### Supplied records

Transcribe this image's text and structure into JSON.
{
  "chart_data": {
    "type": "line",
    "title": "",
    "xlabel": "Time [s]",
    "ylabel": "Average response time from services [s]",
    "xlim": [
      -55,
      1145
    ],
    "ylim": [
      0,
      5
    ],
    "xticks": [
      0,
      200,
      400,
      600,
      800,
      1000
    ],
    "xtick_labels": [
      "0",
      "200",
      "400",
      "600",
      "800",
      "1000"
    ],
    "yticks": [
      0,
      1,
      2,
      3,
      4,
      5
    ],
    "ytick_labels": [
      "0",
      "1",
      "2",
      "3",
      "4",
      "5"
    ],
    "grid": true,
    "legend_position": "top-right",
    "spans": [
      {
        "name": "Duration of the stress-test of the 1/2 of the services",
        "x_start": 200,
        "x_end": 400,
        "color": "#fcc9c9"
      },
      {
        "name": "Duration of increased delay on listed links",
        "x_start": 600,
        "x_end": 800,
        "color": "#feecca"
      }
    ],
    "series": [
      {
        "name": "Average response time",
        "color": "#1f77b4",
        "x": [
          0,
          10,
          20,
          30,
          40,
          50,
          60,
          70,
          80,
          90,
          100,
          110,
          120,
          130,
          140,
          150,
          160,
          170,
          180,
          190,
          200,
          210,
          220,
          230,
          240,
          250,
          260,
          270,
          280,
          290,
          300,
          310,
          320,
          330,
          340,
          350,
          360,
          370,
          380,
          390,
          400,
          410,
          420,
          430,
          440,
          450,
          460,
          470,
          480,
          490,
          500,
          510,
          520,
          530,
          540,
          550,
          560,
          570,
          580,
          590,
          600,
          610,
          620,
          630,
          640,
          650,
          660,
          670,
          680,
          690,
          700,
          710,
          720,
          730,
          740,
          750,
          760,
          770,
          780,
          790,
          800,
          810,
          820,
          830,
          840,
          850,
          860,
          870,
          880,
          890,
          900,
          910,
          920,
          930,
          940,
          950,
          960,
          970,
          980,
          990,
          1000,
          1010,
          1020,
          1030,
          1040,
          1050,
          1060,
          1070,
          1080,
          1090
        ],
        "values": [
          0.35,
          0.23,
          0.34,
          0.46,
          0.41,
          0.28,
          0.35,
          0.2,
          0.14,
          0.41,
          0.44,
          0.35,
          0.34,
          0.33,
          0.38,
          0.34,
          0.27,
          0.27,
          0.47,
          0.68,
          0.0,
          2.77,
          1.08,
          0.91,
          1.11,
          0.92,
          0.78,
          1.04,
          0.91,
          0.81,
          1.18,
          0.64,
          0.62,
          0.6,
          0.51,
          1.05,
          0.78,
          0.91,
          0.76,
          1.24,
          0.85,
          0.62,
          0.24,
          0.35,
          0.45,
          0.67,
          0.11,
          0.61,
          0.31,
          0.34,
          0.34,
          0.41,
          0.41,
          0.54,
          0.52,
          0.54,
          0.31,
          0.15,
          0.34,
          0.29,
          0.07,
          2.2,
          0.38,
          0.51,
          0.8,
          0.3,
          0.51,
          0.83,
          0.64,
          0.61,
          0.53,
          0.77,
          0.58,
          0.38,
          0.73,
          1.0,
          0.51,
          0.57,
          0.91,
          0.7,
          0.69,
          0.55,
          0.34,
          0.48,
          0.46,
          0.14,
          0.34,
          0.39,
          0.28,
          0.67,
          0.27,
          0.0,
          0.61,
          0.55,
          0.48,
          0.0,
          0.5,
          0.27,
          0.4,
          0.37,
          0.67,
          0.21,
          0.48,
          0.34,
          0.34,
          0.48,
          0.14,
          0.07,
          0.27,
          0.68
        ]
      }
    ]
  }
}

### Exercise description
Repeat the material above in full, quoting it exactly.

### Worked solution
Transcribe this image's text and structure into JSON.
{
  "chart_data": {
    "type": "line",
    "title": "",
    "xlabel": "Time [s]",
    "ylabel": "Average response time from services [s]",
    "xlim": [
      -55,
      1145
    ],
    "ylim": [
      0,
      5
    ],
    "xticks": [
      0,
      200,
      400,
      600,
      800,
      1000
    ],
    "xtick_labels": [
      "0",
      "200",
      "400",
      "600",
      "800",
      "1000"
    ],
    "yticks": [
      0,
      1,
      2,
      3,
      4,
      5
    ],
    "ytick_labels": [
      "0",
      "1",
      "2",
      "3",
      "4",
      "5"
    ],
    "grid": true,
    "legend_position": "top-right",
    "spans": [
      {
        "name": "Duration of the stress-test of the 1/2 of the services",
        "x_start": 200,
        "x_end": 400,
        "color": "#fcc9c9"
      },
      {
        "name": "Duration of increased delay on listed links",
        "x_start": 600,
        "x_end": 800,
        "color": "#feecca"
      }
    ],
    "series": [
      {
        "name": "Average response time",
        "color": "#1f77b4",
        "x": [
          0,
          10,
          20,
          30,
          40,
          50,
          60,
          70,
          80,
          90,
          100,
          110,
          120,
          130,
          140,
          150,
          160,
          170,
          180,
          190,
          200,
          210,
          220,
          230,
          240,
          250,
          260,
          270,
          280,
          290,
          300,
          310,
          320,
          330,
          340,
          350,
          360,
          370,
          380,
          390,
          400,
          410,
          420,
          430,
          440,
          450,
          460,
          470,
          480,
          490,
          500,
          510,
          520,
          530,
          540,
          550,
          560,
          570,
          580,
          590,
          600,
          610,
          620,
          630,
          640,
          650,
          660,
          670,
          680,
          690,
          700,
          710,
          720,
          730,
          740,
          750,
          760,
          770,
          780,
          790,
          800,
          810,
          820,
          830,
          840,
          850,
          860,
          870,
          880,
          890,
          900,
          910,
          920,
          930,
          940,
          950,
          960,
          970,
          980,
          990,
          1000,
          1010,
          1020,
          1030,
          1040,
          1050,
          1060,
          1070,
          1080,
          1090
        ],
        "values": [
          0.35,
          0.23,
          0.34,
          0.46,
          0.41,
          0.28,
          0.35,
          0.2,
          0.14,
          0.41,
          0.44,
          0.35,
          0.34,
          0.33,
          0.38,
          0.34,
          0.27,
          0.27,
          0.47,
          0.68,
          0.0,
          2.77,
          1.08,
          0.91,
          1.11,
          0.92,
          0.78,
          1.04,
          0.91,
          0.81,
          1.18,
          0.64,
          0.62,
          0.6,
          0.51,
          1.05,
          0.78,
          0.91,
          0.76,
          1.24,
          0.85,
          0.62,
          0.24,
          0.35,
          0.45,
          0.67,
          0.11,
          0.61,
          0.31,
          0.34,
          0.34,
          0.41,
          0.41,
          0.54,
          0.52,
          0.54,
          0.31,
          0.15,
          0.34,
          0.29,
          0.07,
          2.2,
          0.38,
          0.51,
          0.8,
          0.3,
          0.51,
          0.83,
          0.64,
          0.61,
          0.53,
          0.77,
          0.58,
          0.38,
          0.73,
          1.0,
          0.51,
          0.57,
          0.91,
          0.7,
          0.69,
          0.55,
          0.34,
          0.48,
          0.46,
          0.14,
          0.34,
          0.39,
          0.28,
          0.67,
          0.27,
          0.0,
          0.61,
          0.55,
          0.48,
          0.0,
          0.5,
          0.27,
          0.4,
          0.37,
          0.67,
          0.21,
          0.48,
          0.34,
          0.34,
          0.48,
          0.14,
          0.07,
          0.27,
          0.68
        ]
      }
    ]
  }
}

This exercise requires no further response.